**What to work on**
Look through the records that follow. Copy every line containing the word "JSON".

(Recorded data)
>> start

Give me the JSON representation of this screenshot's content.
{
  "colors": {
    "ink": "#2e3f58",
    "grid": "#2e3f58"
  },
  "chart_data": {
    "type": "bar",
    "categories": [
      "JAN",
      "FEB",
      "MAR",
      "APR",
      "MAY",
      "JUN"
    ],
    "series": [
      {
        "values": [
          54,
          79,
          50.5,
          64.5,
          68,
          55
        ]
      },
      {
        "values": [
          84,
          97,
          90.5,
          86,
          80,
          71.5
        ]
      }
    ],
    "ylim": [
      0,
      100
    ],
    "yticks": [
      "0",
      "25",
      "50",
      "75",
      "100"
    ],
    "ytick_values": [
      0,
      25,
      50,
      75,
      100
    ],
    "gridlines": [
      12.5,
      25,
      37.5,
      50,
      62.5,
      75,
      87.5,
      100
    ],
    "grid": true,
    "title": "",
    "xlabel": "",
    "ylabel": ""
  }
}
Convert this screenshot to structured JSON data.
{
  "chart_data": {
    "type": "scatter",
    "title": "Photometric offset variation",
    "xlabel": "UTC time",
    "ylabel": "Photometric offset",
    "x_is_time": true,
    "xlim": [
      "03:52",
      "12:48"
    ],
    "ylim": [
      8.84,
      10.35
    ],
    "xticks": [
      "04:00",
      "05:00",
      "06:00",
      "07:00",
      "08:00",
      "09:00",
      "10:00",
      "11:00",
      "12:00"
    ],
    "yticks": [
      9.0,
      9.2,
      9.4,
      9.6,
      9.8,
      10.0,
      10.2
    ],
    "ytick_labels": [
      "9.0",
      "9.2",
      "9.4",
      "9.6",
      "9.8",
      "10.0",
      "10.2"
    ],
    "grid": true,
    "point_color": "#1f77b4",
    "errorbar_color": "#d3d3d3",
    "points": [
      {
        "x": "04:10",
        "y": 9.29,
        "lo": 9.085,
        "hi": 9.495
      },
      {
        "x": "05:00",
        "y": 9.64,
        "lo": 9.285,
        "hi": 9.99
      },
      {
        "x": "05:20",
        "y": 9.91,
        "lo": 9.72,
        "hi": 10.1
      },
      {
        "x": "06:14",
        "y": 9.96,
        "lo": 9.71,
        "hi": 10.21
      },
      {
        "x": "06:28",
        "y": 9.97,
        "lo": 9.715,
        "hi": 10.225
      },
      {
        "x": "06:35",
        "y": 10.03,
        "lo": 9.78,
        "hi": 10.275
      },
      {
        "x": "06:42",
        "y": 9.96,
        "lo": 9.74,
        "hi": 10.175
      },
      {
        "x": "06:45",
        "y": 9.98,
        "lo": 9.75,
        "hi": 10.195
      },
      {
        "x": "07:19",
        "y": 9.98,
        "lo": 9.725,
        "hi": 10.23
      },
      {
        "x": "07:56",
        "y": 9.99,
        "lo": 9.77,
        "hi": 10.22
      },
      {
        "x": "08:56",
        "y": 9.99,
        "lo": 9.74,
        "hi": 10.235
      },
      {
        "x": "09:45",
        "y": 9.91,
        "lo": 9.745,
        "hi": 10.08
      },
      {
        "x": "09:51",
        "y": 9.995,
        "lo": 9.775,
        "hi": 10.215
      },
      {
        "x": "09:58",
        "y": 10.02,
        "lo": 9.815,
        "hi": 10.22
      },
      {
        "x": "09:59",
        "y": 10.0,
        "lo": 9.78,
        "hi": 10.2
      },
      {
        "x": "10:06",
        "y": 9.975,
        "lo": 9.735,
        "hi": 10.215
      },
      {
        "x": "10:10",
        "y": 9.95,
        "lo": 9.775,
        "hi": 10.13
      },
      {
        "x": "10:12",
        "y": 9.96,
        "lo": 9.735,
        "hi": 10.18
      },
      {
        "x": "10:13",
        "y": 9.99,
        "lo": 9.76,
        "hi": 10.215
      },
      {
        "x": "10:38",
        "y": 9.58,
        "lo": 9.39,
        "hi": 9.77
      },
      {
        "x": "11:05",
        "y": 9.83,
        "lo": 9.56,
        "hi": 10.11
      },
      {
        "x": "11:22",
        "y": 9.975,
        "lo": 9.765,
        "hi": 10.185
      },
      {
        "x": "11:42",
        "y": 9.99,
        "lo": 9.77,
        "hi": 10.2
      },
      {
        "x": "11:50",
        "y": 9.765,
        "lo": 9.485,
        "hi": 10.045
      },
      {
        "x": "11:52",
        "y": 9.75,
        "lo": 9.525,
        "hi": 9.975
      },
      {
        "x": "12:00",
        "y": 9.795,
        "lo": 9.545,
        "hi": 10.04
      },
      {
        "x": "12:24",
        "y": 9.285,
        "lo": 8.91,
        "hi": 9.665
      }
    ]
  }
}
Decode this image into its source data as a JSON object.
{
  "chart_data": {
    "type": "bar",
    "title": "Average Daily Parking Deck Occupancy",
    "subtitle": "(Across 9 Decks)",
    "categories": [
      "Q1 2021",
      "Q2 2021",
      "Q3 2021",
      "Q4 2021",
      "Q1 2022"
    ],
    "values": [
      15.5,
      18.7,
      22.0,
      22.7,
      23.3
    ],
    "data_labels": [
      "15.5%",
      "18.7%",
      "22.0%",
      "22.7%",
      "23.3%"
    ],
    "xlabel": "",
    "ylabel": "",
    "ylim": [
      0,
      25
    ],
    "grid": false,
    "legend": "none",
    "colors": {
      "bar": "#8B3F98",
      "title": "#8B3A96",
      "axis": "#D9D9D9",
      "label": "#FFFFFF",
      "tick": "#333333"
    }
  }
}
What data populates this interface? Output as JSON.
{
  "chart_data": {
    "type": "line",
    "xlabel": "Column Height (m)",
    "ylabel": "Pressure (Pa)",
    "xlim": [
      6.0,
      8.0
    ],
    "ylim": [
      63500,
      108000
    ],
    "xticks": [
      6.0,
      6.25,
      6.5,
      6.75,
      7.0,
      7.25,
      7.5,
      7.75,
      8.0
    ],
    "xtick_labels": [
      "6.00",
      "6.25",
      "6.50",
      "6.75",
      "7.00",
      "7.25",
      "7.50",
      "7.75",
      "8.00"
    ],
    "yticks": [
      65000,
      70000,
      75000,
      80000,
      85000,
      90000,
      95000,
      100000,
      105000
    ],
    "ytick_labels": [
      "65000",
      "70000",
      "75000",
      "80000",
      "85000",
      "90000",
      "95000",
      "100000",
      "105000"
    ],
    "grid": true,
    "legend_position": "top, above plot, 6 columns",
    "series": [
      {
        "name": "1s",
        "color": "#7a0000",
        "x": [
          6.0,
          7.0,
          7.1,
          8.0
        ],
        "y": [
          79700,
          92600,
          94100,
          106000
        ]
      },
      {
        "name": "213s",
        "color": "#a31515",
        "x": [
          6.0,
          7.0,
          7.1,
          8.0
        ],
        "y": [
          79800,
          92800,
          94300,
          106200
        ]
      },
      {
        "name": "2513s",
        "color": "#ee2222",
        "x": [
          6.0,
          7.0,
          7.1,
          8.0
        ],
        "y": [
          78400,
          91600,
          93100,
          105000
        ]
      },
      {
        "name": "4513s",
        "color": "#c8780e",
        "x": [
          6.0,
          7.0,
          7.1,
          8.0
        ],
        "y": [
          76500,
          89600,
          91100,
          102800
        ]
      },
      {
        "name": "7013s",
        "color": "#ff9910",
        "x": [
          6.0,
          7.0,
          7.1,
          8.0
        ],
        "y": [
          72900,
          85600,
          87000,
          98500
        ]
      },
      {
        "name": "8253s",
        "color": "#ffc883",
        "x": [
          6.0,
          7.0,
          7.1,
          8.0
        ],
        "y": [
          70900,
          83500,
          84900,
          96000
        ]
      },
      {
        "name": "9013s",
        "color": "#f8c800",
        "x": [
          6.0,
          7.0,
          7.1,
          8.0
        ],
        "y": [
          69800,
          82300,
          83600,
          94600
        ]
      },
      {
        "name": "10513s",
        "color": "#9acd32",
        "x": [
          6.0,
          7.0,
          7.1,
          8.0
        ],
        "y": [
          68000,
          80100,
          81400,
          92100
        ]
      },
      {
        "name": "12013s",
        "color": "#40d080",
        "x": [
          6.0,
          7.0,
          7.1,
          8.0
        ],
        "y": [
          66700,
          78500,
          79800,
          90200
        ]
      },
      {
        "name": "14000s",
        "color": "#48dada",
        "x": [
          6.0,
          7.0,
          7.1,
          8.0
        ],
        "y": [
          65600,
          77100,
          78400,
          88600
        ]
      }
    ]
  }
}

>> end

**Written answer**
Give me the JSON representation of this screenshot's content.
Convert this screenshot to structured JSON data.
Decode this image into its source data as a JSON object.
What data populates this interface? Output as JSON.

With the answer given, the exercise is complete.